→ **Required tasks**:
(a) Answer these questions from the article on Amal Allana:
(i) Who is her father?
(ii) In what year did she and her husband co-found the Dramatic Art and Design Academy?
(iii) In which field was she given the 1998 Sangeet Natak Akademi Award?
(b) Summarize the article on Amal Allana in two sentences.

→ **Article**:
::::::::::

- Born: 14 September 1947 (age 79) Mumbai
- Education: National School of Drama
- Occupations: Theatre director, educator
- Years active: 1970–present
- Spouse: Nissar Allana
- Children: Zuleikha Chaudhuri
- Father: Ebrahim Alkazi
- Awards: Sangeet Natak Akademi Award (1998)

= Amal Allana =

Indian director and designer (born 1947)

Amal Allana (born 14 September 1947) is an Indian theatre director, scenic designer and costume designer and presently she is in her second consecutive term as the Chairperson of National School of Drama, India's premier institute of Theatre training, she also runs the Dramatic Art and Design Academy in New Delhi, with her husband Nissar Allana, which they co-founded in 2000.

As a theatre director, she has directed over 55 plays in Hindi, including notable plays like, Aadhe Adhure (Mohan Rakesh), Khamosh, Adalat Jari Hai (Vijay Tendulkar adaptation of 1956 short-story, 'Die Panne' (Traps) by Friedrich Dürrenmatt), Ashadh Ka Ek Din (Mohan Rakesh), Tughlaq and Hayavadana (both by Girish Karnad), Mahabhoj (Mannu Bhandari) (1982), King Lear, Himmat Mai (Mother Courage), Nati Binodini (2006) and Begum Barve (Satish Alekar), many of which are known to have set trends in Indian theatre.

She was awarded the 1998 Sangeet Natak Akademi Award in Direction, given by Sangeet Natak Akademi, India's National Academy for Music, Dance and Drama.

::::::::::

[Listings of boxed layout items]
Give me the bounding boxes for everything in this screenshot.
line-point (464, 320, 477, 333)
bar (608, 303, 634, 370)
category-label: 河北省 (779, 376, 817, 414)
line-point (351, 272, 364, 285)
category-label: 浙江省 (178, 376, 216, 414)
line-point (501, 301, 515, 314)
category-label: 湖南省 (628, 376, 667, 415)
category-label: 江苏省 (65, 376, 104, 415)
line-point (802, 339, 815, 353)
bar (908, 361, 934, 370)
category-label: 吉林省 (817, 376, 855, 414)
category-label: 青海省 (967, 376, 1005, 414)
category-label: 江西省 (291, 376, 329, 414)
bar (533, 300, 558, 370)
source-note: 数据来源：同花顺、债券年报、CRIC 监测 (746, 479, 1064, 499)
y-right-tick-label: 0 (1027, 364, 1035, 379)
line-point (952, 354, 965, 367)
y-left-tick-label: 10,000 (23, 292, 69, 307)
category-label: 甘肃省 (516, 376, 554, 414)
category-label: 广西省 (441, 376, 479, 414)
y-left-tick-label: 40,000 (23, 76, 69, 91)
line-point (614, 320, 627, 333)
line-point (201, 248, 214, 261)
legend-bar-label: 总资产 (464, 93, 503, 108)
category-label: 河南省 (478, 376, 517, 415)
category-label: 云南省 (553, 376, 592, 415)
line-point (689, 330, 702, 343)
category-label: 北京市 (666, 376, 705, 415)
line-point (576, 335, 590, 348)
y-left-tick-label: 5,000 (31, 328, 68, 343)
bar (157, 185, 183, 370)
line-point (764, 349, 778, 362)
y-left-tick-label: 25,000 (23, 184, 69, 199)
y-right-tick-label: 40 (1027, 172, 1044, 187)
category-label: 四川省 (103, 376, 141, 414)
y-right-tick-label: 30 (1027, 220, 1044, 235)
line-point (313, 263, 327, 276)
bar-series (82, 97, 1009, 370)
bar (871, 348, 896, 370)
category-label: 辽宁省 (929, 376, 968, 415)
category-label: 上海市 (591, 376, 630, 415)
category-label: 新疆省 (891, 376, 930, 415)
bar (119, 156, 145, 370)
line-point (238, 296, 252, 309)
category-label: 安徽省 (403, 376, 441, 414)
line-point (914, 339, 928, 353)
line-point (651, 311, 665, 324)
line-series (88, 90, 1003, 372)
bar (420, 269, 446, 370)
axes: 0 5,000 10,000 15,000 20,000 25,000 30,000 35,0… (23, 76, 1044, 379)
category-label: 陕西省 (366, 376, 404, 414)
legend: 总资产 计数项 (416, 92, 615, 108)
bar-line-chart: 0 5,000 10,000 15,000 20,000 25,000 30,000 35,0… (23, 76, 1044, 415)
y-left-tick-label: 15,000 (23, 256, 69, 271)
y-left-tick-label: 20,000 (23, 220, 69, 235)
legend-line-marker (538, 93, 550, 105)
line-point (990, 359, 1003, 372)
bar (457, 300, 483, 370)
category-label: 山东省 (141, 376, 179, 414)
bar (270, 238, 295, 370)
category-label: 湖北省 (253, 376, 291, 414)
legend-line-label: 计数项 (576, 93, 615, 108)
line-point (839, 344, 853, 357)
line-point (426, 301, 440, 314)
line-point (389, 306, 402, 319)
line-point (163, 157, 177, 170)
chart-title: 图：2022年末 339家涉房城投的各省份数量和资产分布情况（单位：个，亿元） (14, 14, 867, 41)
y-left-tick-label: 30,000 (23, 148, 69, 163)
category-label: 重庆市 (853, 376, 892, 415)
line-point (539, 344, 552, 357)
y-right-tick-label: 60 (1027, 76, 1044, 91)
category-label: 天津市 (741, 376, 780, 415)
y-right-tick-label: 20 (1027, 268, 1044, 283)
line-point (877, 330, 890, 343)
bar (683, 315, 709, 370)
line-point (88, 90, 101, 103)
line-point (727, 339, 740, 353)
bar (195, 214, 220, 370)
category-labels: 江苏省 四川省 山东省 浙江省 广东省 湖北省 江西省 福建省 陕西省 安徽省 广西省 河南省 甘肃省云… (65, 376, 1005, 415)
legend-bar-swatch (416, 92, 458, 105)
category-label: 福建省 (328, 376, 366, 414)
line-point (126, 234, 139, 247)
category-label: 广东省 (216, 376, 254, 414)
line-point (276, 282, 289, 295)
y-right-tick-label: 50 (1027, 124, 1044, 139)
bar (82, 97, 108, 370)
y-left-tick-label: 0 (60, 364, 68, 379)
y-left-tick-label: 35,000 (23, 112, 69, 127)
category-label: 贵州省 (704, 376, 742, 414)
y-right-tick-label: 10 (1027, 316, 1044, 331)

::::::::::

→ **Responses by task**:
(a)
(i) Ebrahim Alkazi
(ii) 2000
(iii) Direction

(b) Amal Allana, born 14 September 1947, is an Indian theatre director, scenic designer and costume designer. She is serving a second consecutive term as Chairperson of the National School of Drama, runs the Dramatic Art and Design Academy in New Delhi, which she co-founded with her husband Nissar Allana in 2000, has directed over 55 plays in Hindi, many known to have set trends in Indian theatre, and received the 1998 Sangeet Natak Akademi Award in Direction.